BEGIN RECORDS FOR THIS TASK
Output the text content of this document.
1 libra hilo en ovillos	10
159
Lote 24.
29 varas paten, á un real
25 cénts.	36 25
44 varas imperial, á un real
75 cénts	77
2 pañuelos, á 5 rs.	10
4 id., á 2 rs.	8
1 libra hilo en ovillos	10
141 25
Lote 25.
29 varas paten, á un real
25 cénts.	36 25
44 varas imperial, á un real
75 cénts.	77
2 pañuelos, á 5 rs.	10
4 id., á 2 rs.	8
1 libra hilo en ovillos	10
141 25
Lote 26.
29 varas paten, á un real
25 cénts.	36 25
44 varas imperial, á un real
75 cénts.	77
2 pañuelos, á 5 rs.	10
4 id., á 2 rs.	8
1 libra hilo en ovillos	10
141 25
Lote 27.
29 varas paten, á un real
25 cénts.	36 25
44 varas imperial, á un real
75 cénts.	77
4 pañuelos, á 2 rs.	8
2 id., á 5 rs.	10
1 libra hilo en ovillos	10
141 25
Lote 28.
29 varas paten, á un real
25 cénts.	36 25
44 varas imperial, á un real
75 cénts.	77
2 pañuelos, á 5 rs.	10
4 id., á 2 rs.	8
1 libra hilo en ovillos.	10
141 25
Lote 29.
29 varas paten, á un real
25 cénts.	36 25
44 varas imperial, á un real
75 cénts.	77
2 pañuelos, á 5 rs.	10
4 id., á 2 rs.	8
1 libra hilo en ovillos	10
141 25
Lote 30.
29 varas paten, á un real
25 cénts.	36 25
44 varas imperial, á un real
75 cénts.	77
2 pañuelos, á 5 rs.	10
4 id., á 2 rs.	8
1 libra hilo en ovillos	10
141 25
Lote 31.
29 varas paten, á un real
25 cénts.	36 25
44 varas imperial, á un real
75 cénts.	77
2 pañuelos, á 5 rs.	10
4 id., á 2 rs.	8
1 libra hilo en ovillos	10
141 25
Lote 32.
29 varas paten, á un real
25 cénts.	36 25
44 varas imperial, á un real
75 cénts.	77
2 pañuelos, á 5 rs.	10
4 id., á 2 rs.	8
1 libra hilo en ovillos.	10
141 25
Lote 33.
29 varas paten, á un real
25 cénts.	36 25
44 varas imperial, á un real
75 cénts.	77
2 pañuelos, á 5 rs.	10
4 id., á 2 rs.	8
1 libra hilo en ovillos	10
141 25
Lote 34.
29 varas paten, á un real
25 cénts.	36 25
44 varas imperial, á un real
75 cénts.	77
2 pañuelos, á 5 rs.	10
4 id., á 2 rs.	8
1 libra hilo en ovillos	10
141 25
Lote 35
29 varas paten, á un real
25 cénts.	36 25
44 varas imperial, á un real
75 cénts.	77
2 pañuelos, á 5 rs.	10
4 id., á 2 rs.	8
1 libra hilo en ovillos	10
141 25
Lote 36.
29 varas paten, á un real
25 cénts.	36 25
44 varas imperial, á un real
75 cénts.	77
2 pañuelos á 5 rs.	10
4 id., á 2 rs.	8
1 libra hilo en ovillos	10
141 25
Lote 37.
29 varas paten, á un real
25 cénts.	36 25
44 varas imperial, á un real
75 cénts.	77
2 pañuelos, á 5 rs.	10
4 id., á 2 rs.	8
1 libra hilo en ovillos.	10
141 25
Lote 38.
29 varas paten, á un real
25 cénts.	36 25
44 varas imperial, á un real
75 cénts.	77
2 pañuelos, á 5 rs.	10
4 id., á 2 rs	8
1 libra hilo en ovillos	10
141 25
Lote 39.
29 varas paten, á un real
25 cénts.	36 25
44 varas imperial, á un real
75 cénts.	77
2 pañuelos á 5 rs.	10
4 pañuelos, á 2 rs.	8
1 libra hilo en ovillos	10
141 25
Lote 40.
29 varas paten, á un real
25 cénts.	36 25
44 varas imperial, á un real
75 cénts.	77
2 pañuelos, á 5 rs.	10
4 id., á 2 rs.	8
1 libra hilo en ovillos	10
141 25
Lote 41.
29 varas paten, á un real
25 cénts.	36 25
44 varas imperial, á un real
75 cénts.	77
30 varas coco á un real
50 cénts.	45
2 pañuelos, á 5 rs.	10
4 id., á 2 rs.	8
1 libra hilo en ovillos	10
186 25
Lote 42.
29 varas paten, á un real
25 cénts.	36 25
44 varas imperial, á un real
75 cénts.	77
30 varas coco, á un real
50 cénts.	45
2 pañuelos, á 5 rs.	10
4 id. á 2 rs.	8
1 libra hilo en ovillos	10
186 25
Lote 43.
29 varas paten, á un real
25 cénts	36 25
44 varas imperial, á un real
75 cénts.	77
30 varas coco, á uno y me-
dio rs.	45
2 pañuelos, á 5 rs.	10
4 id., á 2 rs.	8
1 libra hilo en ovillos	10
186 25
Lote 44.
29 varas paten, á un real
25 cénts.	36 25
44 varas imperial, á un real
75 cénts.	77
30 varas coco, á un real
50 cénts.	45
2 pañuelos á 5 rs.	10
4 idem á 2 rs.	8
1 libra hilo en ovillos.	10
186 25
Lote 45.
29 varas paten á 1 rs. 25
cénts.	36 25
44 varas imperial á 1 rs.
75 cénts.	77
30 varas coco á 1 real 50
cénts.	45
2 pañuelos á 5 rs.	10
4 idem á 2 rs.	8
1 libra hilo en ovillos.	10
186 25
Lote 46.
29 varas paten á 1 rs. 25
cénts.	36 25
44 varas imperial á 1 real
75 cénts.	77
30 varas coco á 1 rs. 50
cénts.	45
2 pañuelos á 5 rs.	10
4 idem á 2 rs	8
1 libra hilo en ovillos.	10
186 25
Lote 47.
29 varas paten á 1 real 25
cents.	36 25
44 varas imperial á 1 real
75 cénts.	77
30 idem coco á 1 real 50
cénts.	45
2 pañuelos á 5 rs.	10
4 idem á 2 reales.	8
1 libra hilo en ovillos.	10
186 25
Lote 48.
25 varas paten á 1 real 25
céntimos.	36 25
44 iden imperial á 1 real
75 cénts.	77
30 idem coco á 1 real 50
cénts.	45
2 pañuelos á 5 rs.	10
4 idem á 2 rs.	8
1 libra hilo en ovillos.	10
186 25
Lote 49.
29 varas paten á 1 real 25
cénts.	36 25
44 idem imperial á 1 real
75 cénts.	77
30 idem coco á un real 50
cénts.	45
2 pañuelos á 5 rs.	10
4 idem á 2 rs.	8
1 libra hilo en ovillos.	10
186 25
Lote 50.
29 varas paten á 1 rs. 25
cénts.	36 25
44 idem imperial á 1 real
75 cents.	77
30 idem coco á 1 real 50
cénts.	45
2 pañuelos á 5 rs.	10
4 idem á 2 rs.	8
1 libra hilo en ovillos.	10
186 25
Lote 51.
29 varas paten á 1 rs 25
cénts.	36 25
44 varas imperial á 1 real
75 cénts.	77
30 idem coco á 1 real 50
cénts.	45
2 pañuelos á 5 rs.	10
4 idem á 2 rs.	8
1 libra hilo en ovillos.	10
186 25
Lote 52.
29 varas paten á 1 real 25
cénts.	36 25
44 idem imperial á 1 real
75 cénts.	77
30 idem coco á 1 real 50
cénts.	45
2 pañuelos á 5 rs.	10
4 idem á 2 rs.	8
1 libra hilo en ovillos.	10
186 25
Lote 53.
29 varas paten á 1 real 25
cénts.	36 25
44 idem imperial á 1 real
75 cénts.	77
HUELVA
END RECORDS FOR THIS TASK
## TASK DETAILS:
What do the records say? Quote them all exactly.

## RESPONSE TO THIS EXERCISE:
Output the text content of this document.
1 libra hilo en ovillos	10
159
Lote 24.
29 varas paten, á un real
25 cénts.	36 25
44 varas imperial, á un real
75 cénts	77
2 pañuelos, á 5 rs.	10
4 id., á 2 rs.	8
1 libra hilo en ovillos	10
141 25
Lote 25.
29 varas paten, á un real
25 cénts.	36 25
44 varas imperial, á un real
75 cénts.	77
2 pañuelos, á 5 rs.	10
4 id., á 2 rs.	8
1 libra hilo en ovillos	10
141 25
Lote 26.
29 varas paten, á un real
25 cénts.	36 25
44 varas imperial, á un real
75 cénts.	77
2 pañuelos, á 5 rs.	10
4 id., á 2 rs.	8
1 libra hilo en ovillos	10
141 25
Lote 27.
29 varas paten, á un real
25 cénts.	36 25
44 varas imperial, á un real
75 cénts.	77
4 pañuelos, á 2 rs.	8
2 id., á 5 rs.	10
1 libra hilo en ovillos	10
141 25
Lote 28.
29 varas paten, á un real
25 cénts.	36 25
44 varas imperial, á un real
75 cénts.	77
2 pañuelos, á 5 rs.	10
4 id., á 2 rs.	8
1 libra hilo en ovillos.	10
141 25
Lote 29.
29 varas paten, á un real
25 cénts.	36 25
44 varas imperial, á un real
75 cénts.	77
2 pañuelos, á 5 rs.	10
4 id., á 2 rs.	8
1 libra hilo en ovillos	10
141 25
Lote 30.
29 varas paten, á un real
25 cénts.	36 25
44 varas imperial, á un real
75 cénts.	77
2 pañuelos, á 5 rs.	10
4 id., á 2 rs.	8
1 libra hilo en ovillos	10
141 25
Lote 31.
29 varas paten, á un real
25 cénts.	36 25
44 varas imperial, á un real
75 cénts.	77
2 pañuelos, á 5 rs.	10
4 id., á 2 rs.	8
1 libra hilo en ovillos	10
141 25
Lote 32.
29 varas paten, á un real
25 cénts.	36 25
44 varas imperial, á un real
75 cénts.	77
2 pañuelos, á 5 rs.	10
4 id., á 2 rs.	8
1 libra hilo en ovillos.	10
141 25
Lote 33.
29 varas paten, á un real
25 cénts.	36 25
44 varas imperial, á un real
75 cénts.	77
2 pañuelos, á 5 rs.	10
4 id., á 2 rs.	8
1 libra hilo en ovillos	10
141 25
Lote 34.
29 varas paten, á un real
25 cénts.	36 25
44 varas imperial, á un real
75 cénts.	77
2 pañuelos, á 5 rs.	10
4 id., á 2 rs.	8
1 libra hilo en ovillos	10
141 25
Lote 35
29 varas paten, á un real
25 cénts.	36 25
44 varas imperial, á un real
75 cénts.	77
2 pañuelos, á 5 rs.	10
4 id., á 2 rs.	8
1 libra hilo en ovillos	10
141 25
Lote 36.
29 varas paten, á un real
25 cénts.	36 25
44 varas imperial, á un real
75 cénts.	77
2 pañuelos á 5 rs.	10
4 id., á 2 rs.	8
1 libra hilo en ovillos	10
141 25
Lote 37.
29 varas paten, á un real
25 cénts.	36 25
44 varas imperial, á un real
75 cénts.	77
2 pañuelos, á 5 rs.	10
4 id., á 2 rs.	8
1 libra hilo en ovillos.	10
141 25
Lote 38.
29 varas paten, á un real
25 cénts.	36 25
44 varas imperial, á un real
75 cénts.	77
2 pañuelos, á 5 rs.	10
4 id., á 2 rs	8
1 libra hilo en ovillos	10
141 25
Lote 39.
29 varas paten, á un real
25 cénts.	36 25
44 varas imperial, á un real
75 cénts.	77
2 pañuelos á 5 rs.	10
4 pañuelos, á 2 rs.	8
1 libra hilo en ovillos	10
141 25
Lote 40.
29 varas paten, á un real
25 cénts.	36 25
44 varas imperial, á un real
75 cénts.	77
2 pañuelos, á 5 rs.	10
4 id., á 2 rs.	8
1 libra hilo en ovillos	10
141 25
Lote 41.
29 varas paten, á un real
25 cénts.	36 25
44 varas imperial, á un real
75 cénts.	77
30 varas coco á un real
50 cénts.	45
2 pañuelos, á 5 rs.	10
4 id., á 2 rs.	8
1 libra hilo en ovillos	10
186 25
Lote 42.
29 varas paten, á un real
25 cénts.	36 25
44 varas imperial, á un real
75 cénts.	77
30 varas coco, á un real
50 cénts.	45
2 pañuelos, á 5 rs.	10
4 id. á 2 rs.	8
1 libra hilo en ovillos	10
186 25
Lote 43.
29 varas paten, á un real
25 cénts	36 25
44 varas imperial, á un real
75 cénts.	77
30 varas coco, á uno y me-
dio rs.	45
2 pañuelos, á 5 rs.	10
4 id., á 2 rs.	8
1 libra hilo en ovillos	10
186 25
Lote 44.
29 varas paten, á un real
25 cénts.	36 25
44 varas imperial, á un real
75 cénts.	77
30 varas coco, á un real
50 cénts.	45
2 pañuelos á 5 rs.	10
4 idem á 2 rs.	8
1 libra hilo en ovillos.	10
186 25
Lote 45.
29 varas paten á 1 rs. 25
cénts.	36 25
44 varas imperial á 1 rs.
75 cénts.	77
30 varas coco á 1 real 50
cénts.	45
2 pañuelos á 5 rs.	10
4 idem á 2 rs.	8
1 libra hilo en ovillos.	10
186 25
Lote 46.
29 varas paten á 1 rs. 25
cénts.	36 25
44 varas imperial á 1 real
75 cénts.	77
30 varas coco á 1 rs. 50
cénts.	45
2 pañuelos á 5 rs.	10
4 idem á 2 rs	8
1 libra hilo en ovillos.	10
186 25
Lote 47.
29 varas paten á 1 real 25
cents.	36 25
44 varas imperial á 1 real
75 cénts.	77
30 idem coco á 1 real 50
cénts.	45
2 pañuelos á 5 rs.	10
4 idem á 2 reales.	8
1 libra hilo en ovillos.	10
186 25
Lote 48.
25 varas paten á 1 real 25
céntimos.	36 25
44 iden imperial á 1 real
75 cénts.	77
30 idem coco á 1 real 50
cénts.	45
2 pañuelos á 5 rs.	10
4 idem á 2 rs.	8
1 libra hilo en ovillos.	10
186 25
Lote 49.
29 varas paten á 1 real 25
cénts.	36 25
44 idem imperial á 1 real
75 cénts.	77
30 idem coco á un real 50
cénts.	45
2 pañuelos á 5 rs.	10
4 idem á 2 rs.	8
1 libra hilo en ovillos.	10
186 25
Lote 50.
29 varas paten á 1 rs. 25
cénts.	36 25
44 idem imperial á 1 real
75 cents.	77
30 idem coco á 1 real 50
cénts.	45
2 pañuelos á 5 rs.	10
4 idem á 2 rs.	8
1 libra hilo en ovillos.	10
186 25
Lote 51.
29 varas paten á 1 rs 25
cénts.	36 25
44 varas imperial á 1 real
75 cénts.	77
30 idem coco á 1 real 50
cénts.	45
2 pañuelos á 5 rs.	10
4 idem á 2 rs.	8
1 libra hilo en ovillos.	10
186 25
Lote 52.
29 varas paten á 1 real 25
cénts.	36 25
44 idem imperial á 1 real
75 cénts.	77
30 idem coco á 1 real 50
cénts.	45
2 pañuelos á 5 rs.	10
4 idem á 2 rs.	8
1 libra hilo en ovillos.	10
186 25
Lote 53.
29 varas paten á 1 real 25
cénts.	36 25
44 idem imperial á 1 real
75 cénts.	77
HUELVA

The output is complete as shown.